## Start

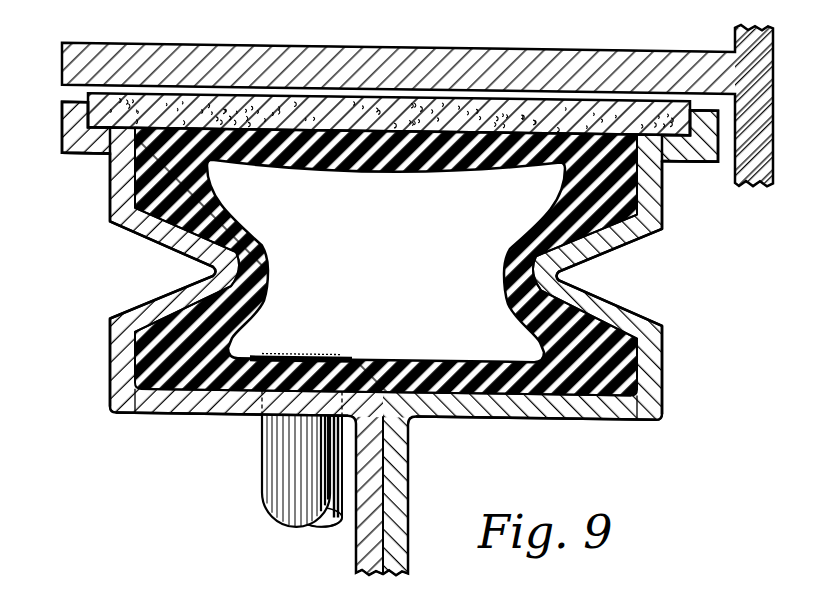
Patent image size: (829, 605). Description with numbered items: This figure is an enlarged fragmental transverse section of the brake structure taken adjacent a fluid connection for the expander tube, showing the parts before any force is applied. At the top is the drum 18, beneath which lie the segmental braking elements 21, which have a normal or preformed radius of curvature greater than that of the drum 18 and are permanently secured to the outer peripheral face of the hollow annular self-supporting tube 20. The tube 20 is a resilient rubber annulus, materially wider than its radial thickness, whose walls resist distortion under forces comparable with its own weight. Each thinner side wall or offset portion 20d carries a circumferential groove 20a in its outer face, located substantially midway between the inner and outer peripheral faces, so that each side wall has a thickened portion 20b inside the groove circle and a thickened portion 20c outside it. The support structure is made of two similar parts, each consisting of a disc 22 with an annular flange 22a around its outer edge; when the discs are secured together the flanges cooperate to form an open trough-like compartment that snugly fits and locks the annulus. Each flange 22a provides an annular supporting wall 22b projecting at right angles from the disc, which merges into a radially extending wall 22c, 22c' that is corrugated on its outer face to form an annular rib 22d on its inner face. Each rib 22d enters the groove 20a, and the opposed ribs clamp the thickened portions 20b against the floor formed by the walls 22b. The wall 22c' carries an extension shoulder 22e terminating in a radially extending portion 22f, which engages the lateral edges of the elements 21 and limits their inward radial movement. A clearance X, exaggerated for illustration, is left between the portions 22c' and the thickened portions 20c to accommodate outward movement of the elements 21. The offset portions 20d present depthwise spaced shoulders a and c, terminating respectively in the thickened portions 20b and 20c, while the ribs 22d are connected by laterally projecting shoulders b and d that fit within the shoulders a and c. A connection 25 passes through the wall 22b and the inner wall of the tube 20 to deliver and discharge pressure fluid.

The drum 18 is at (361, 38).
The segmental braking elements 21 is at (463, 99).
The hollow annular self-supporting tube 20 is at (400, 220).
The circumferential groove 20a is at (270, 284).
The thickened portion 20b is at (152, 370).
The thickened portion 20c is at (104, 224).
The offset portion 20d is at (266, 254).
The disc 22 is at (356, 551).
The annular flange 22a is at (135, 413).
The annular supporting wall 22b is at (213, 409).
The radially extending wall 22c is at (395, 366).
The radially extending wall portion 22c' is at (394, 212).
The annular rib 22d is at (218, 275).
The extension shoulder 22e is at (90, 153).
The radially extending portion 22f is at (52, 133).
The connection 25 is at (272, 469).
The clearance X is at (137, 125).
The shoulder a is at (537, 326).
The shoulder b is at (620, 305).
The shoulder c is at (540, 208).
The shoulder d is at (626, 233).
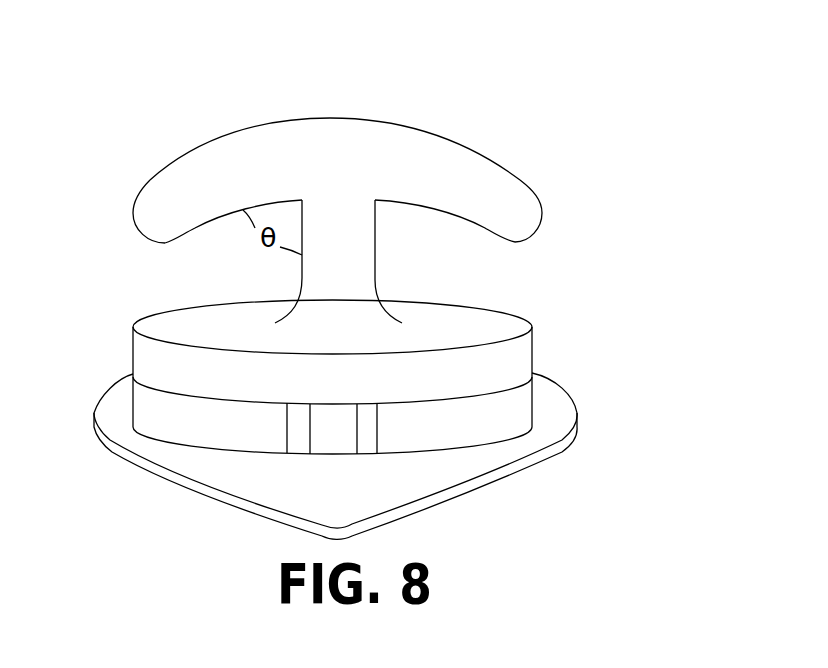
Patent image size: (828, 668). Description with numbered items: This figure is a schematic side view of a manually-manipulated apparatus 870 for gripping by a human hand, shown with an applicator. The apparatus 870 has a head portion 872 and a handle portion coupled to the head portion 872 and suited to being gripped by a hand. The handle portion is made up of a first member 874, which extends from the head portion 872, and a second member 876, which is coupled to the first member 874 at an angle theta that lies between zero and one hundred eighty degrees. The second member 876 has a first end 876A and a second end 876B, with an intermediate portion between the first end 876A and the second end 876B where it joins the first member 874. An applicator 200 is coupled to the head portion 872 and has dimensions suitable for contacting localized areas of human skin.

The apparatus 870 is at (577, 98).
The second member 876 is at (295, 120).
The first end 876A is at (138, 200).
The second end 876B is at (538, 190).
The first member 874 is at (375, 273).
The head portion 872 is at (517, 307).
The applicator 200 is at (557, 408).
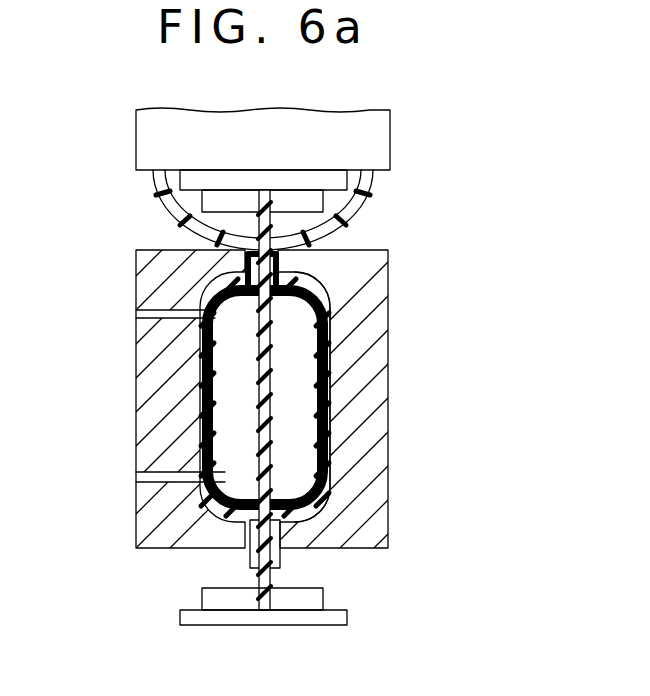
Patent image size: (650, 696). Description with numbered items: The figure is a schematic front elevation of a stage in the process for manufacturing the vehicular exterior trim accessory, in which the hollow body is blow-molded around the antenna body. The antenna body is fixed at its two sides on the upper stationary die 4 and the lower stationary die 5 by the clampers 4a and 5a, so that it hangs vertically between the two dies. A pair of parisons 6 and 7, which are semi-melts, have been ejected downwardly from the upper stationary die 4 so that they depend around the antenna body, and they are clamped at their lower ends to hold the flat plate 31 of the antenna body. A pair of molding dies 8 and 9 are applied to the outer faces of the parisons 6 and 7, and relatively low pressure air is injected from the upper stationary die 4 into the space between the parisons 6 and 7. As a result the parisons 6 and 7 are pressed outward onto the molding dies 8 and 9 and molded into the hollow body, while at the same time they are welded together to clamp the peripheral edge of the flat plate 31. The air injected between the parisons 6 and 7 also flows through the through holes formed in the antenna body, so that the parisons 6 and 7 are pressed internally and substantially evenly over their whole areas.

The upper stationary die 4 is at (375, 146).
The clamper 4a is at (316, 203).
The lower stationary die 5 is at (187, 615).
The clamper 5a is at (316, 601).
The parison 6 is at (213, 437).
The parison 7 is at (330, 303).
The molding die 8 is at (150, 370).
The molding die 9 is at (380, 397).
The flat plate 31 is at (270, 458).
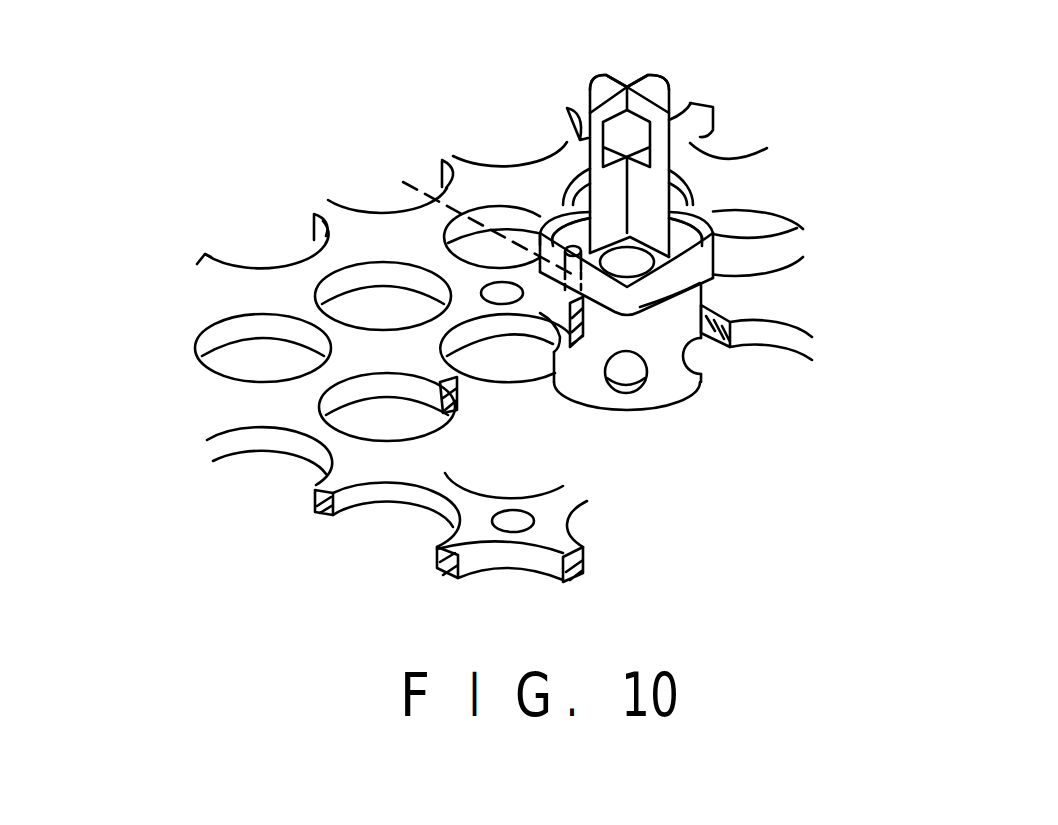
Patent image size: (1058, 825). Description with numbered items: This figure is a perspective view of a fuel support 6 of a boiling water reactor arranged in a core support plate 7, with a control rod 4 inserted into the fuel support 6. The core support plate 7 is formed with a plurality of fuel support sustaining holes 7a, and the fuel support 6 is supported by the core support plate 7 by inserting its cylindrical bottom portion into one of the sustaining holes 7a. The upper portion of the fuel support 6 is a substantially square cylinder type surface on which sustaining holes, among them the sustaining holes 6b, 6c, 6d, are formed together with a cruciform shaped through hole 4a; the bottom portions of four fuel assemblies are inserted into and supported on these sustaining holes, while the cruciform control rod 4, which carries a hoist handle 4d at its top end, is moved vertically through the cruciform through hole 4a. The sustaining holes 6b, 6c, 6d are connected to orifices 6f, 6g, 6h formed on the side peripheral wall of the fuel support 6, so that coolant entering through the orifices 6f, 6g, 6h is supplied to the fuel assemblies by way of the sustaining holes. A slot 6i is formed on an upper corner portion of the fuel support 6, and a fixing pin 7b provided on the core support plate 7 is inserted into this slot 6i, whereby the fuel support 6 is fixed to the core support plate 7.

The control rod 4 is at (627, 88).
The cruciform through hole 4a is at (715, 285).
The hoist handle 4d is at (667, 97).
The fuel support 6 is at (700, 383).
The sustaining hole 6b is at (687, 231).
The sustaining hole 6c is at (624, 270).
The sustaining hole 6d is at (572, 231).
The orifice 6f is at (700, 352).
The orifice 6g is at (627, 382).
The orifice 6h is at (553, 360).
The slot 6i is at (540, 237).
The core support plate 7 is at (592, 548).
The fuel support sustaining hole 7a is at (345, 300).
The fixing pin 7b is at (469, 213).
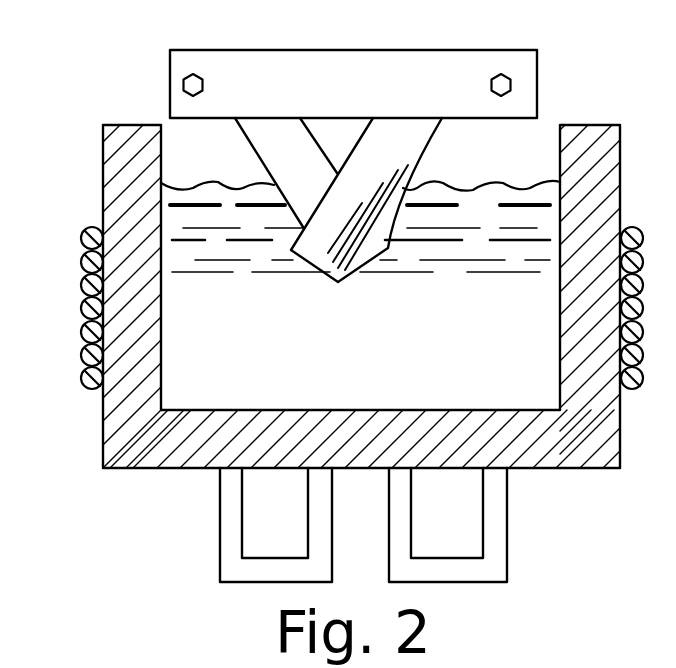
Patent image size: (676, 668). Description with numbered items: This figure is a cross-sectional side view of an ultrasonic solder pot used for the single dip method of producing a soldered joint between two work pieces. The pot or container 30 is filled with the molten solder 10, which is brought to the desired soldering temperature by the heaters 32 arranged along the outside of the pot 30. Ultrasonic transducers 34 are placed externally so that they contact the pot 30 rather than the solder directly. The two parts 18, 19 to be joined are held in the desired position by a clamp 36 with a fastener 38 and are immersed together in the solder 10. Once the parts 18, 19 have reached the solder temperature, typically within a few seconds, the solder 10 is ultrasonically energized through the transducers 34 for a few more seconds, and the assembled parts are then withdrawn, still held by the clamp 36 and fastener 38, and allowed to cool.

The solder 10 is at (374, 362).
The part 18 is at (275, 133).
The part 19 is at (408, 137).
The solder pot 30 is at (118, 150).
The heaters 32 is at (84, 290).
The ultrasonic transducers 34 is at (257, 511).
The clamp 36 is at (348, 56).
The fastener 38 is at (183, 78).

## End

→ **PROBLEM REQUIREMENTS**: Copy out word for word the lines of the listing above, beginning with the line that contains "Patent image size: (828, 668)." and continuing through the line that contains "The applicator 200 is at (557, 408).", with both of those lines included.

→ **OUTPUT OF THE EXERCISE**:
Patent image size: (828, 668). Description with numbered items: This figure is a schematic side view of a manually-manipulated apparatus 870 for gripping by a human hand, shown with an applicator. The apparatus 870 has a head portion 872 and a handle portion coupled to the head portion 872 and suited to being gripped by a hand. The handle portion is made up of a first member 874, which extends from the head portion 872, and a second member 876, which is coupled to the first member 874 at an angle theta that lies between zero and one hundred eighty degrees. The second member 876 has a first end 876A and a second end 876B, with an intermediate portion between the first end 876A and the second end 876B where it joins the first member 874. An applicator 200 is coupled to the head portion 872 and has dimensions suitable for contacting localized areas of human skin.

The apparatus 870 is at (577, 98).
The second member 876 is at (295, 120).
The first end 876A is at (138, 200).
The second end 876B is at (538, 190).
The first member 874 is at (375, 273).
The head portion 872 is at (517, 307).
The applicator 200 is at (557, 408).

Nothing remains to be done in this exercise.